___ Entries provided

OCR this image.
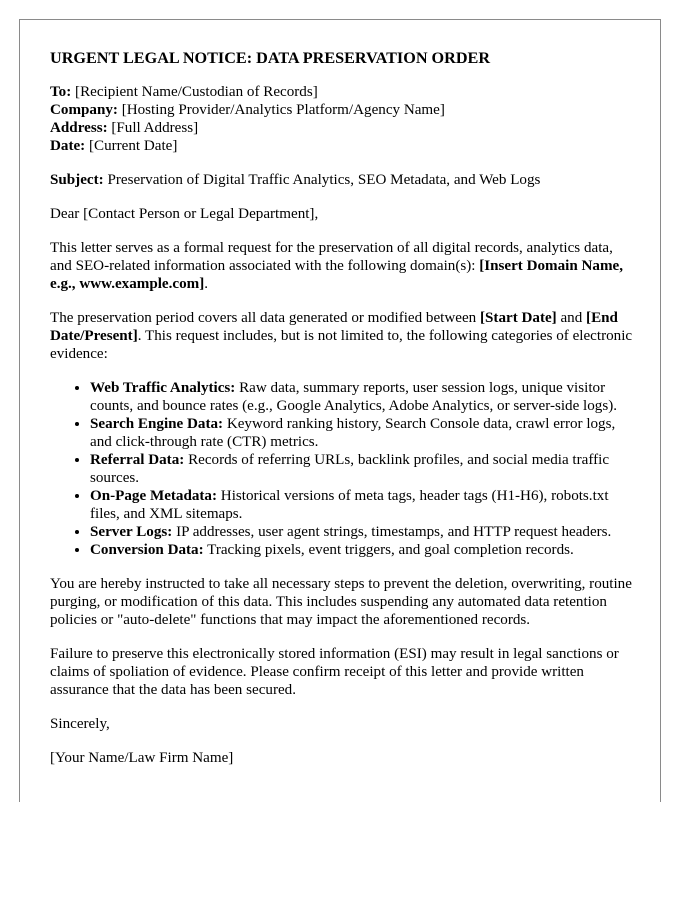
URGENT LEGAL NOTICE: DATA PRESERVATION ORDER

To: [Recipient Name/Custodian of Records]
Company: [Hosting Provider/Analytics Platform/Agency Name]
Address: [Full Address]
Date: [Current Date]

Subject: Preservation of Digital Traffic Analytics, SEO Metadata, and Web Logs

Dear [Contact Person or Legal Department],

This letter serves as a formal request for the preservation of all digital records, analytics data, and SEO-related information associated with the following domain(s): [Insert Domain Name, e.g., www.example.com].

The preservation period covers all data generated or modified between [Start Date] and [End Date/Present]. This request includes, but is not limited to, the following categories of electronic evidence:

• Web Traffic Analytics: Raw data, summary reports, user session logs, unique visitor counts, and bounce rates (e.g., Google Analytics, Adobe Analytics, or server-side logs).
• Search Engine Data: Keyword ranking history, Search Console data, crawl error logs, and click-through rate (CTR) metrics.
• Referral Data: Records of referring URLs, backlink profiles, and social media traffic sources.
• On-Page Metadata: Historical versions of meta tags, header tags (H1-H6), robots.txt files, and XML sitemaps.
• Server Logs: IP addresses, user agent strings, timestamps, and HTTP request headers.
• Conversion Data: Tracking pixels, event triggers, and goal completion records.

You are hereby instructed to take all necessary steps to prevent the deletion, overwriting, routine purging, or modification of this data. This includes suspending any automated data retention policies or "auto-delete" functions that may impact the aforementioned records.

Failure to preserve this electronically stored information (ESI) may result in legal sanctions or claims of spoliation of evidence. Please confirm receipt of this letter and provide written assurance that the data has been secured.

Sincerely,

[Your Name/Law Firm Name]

______

*Problem requirements*
Write out all the entries word for word, but skip any images.

*Solution to this exercise*
OCR this image.
URGENT LEGAL NOTICE: DATA PRESERVATION ORDER

To: [Recipient Name/Custodian of Records]
Company: [Hosting Provider/Analytics Platform/Agency Name]
Address: [Full Address]
Date: [Current Date]

Subject: Preservation of Digital Traffic Analytics, SEO Metadata, and Web Logs

Dear [Contact Person or Legal Department],

This letter serves as a formal request for the preservation of all digital records, analytics data, and SEO-related information associated with the following domain(s): [Insert Domain Name, e.g., www.example.com].

The preservation period covers all data generated or modified between [Start Date] and [End Date/Present]. This request includes, but is not limited to, the following categories of electronic evidence:

• Web Traffic Analytics: Raw data, summary reports, user session logs, unique visitor counts, and bounce rates (e.g., Google Analytics, Adobe Analytics, or server-side logs).
• Search Engine Data: Keyword ranking history, Search Console data, crawl error logs, and click-through rate (CTR) metrics.
• Referral Data: Records of referring URLs, backlink profiles, and social media traffic sources.
• On-Page Metadata: Historical versions of meta tags, header tags (H1-H6), robots.txt files, and XML sitemaps.
• Server Logs: IP addresses, user agent strings, timestamps, and HTTP request headers.
• Conversion Data: Tracking pixels, event triggers, and goal completion records.

You are hereby instructed to take all necessary steps to prevent the deletion, overwriting, routine purging, or modification of this data. This includes suspending any automated data retention policies or "auto-delete" functions that may impact the aforementioned records.

Failure to preserve this electronically stored information (ESI) may result in legal sanctions or claims of spoliation of evidence. Please confirm receipt of this letter and provide written assurance that the data has been secured.

Sincerely,

[Your Name/Law Firm Name]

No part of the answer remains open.